Find every line containing the word "также" in the records below; report only how many there are.

--- Start DATA ---

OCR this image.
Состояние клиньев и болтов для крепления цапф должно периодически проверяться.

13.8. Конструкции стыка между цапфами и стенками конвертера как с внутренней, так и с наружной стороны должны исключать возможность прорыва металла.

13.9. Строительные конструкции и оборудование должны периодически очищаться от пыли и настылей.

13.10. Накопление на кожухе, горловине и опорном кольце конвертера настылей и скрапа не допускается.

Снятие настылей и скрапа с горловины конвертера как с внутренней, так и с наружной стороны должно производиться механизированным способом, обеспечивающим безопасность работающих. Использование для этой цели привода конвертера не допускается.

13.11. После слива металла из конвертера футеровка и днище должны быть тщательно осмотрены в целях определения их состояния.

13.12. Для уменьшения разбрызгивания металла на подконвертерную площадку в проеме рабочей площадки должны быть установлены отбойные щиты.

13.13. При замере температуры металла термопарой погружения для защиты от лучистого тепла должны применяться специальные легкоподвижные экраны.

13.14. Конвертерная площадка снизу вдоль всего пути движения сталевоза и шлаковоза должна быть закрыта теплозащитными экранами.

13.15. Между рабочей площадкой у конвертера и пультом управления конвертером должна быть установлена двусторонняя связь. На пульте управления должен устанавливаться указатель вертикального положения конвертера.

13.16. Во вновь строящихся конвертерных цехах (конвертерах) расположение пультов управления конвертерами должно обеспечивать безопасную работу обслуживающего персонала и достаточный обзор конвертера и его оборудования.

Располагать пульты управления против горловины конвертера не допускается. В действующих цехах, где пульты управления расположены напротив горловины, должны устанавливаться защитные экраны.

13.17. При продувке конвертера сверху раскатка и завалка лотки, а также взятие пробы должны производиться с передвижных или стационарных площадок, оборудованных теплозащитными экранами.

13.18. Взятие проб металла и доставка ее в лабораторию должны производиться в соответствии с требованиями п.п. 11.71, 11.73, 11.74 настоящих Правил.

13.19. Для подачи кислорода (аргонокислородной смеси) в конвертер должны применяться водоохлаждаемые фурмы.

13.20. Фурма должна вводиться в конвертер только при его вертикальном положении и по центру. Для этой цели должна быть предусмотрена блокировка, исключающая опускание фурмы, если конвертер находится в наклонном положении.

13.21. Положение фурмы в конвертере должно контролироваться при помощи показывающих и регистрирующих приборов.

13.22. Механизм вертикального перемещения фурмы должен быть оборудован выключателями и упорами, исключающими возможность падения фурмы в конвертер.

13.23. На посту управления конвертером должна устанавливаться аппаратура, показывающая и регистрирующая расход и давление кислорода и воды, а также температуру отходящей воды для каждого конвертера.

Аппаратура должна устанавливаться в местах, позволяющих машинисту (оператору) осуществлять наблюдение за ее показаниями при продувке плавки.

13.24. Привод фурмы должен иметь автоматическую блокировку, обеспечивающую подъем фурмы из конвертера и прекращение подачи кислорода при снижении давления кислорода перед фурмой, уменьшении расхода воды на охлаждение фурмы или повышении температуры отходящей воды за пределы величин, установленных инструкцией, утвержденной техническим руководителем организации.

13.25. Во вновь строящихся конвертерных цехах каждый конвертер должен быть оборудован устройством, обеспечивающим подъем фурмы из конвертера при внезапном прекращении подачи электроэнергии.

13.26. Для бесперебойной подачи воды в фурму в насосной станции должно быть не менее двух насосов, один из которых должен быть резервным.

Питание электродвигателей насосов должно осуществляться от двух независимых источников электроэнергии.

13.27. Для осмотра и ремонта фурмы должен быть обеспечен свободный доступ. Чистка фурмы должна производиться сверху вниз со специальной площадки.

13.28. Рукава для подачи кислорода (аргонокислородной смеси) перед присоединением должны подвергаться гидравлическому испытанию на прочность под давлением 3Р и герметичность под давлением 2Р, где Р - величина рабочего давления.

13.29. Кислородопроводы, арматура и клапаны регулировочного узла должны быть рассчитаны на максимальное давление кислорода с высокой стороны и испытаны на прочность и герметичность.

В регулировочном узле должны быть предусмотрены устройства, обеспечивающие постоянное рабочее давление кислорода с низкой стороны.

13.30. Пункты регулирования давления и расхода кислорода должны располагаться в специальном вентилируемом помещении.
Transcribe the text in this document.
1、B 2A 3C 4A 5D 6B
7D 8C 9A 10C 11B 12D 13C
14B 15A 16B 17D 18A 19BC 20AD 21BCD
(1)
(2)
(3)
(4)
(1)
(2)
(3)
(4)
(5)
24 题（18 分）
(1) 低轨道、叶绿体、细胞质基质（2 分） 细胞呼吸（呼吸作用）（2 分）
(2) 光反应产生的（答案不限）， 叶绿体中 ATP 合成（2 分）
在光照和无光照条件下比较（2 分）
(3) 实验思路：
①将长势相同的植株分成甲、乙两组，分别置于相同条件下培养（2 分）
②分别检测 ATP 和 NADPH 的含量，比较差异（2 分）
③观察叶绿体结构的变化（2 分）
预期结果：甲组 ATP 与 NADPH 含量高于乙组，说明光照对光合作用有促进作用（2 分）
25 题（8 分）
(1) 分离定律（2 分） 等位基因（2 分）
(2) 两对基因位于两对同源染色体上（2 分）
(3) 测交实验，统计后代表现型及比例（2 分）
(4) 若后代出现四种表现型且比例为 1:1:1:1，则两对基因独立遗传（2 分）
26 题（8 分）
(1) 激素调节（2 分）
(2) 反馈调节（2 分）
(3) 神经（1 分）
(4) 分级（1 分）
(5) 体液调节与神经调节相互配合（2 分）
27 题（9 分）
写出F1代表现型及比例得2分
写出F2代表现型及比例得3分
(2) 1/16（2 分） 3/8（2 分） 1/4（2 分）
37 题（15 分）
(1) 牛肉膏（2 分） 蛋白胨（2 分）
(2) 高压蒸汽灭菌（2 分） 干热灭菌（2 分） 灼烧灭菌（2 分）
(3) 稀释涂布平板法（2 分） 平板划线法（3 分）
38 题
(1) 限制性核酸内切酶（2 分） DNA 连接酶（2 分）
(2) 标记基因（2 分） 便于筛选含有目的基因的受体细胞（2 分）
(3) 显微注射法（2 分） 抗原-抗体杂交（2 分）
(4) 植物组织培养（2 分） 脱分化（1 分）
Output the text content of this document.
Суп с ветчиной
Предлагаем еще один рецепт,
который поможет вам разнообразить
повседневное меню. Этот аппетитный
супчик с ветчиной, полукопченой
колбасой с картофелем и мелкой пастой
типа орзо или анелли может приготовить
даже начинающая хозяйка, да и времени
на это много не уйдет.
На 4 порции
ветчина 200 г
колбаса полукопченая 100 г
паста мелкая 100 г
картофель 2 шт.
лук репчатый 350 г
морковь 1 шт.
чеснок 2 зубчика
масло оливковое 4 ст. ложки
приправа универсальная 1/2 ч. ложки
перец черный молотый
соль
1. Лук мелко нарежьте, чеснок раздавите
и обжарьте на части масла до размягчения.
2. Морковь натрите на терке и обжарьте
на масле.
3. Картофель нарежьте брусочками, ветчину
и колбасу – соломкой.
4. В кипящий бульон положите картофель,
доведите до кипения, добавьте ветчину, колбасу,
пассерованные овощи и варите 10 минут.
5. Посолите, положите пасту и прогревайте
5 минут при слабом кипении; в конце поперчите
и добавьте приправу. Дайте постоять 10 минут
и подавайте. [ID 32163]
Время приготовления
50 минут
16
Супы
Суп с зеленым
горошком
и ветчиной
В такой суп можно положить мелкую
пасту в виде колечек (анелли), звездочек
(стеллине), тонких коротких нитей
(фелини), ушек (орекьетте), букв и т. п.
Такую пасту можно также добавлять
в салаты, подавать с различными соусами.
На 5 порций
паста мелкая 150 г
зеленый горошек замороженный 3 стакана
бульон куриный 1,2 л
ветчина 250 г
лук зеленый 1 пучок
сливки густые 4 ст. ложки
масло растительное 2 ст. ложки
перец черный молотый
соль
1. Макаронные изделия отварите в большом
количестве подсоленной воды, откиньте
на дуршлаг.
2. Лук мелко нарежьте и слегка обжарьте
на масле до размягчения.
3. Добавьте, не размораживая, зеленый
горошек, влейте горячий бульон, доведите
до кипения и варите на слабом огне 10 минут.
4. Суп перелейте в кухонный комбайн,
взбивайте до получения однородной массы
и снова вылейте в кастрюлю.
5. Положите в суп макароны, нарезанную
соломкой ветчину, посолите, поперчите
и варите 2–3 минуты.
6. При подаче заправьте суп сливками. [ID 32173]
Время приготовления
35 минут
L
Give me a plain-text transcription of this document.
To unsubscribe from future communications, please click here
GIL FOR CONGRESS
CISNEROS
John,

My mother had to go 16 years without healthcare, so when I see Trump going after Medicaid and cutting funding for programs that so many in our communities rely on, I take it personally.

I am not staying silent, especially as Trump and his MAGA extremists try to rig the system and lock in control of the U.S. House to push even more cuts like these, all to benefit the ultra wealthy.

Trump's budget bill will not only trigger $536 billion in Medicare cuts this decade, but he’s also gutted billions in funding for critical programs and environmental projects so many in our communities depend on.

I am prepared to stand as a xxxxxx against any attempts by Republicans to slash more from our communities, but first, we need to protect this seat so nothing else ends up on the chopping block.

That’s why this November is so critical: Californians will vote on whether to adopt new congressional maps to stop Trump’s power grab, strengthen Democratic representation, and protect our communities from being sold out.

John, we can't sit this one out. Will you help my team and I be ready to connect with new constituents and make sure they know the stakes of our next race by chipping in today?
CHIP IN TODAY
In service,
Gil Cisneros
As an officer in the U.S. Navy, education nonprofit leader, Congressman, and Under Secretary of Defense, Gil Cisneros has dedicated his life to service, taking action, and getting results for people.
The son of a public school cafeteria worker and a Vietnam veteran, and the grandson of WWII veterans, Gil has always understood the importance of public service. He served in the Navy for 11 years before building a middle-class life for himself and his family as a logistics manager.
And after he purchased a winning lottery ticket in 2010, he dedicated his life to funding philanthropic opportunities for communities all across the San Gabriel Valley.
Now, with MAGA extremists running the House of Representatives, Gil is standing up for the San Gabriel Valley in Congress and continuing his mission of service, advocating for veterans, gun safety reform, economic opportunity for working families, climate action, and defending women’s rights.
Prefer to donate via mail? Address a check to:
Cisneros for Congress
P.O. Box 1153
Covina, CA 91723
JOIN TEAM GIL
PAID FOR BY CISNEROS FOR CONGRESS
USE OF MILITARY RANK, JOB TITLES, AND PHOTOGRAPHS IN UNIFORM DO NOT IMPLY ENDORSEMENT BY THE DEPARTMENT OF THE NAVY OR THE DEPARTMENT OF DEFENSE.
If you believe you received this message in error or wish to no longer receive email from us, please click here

--- End DATA ---

### EXPECTED ANSWER
3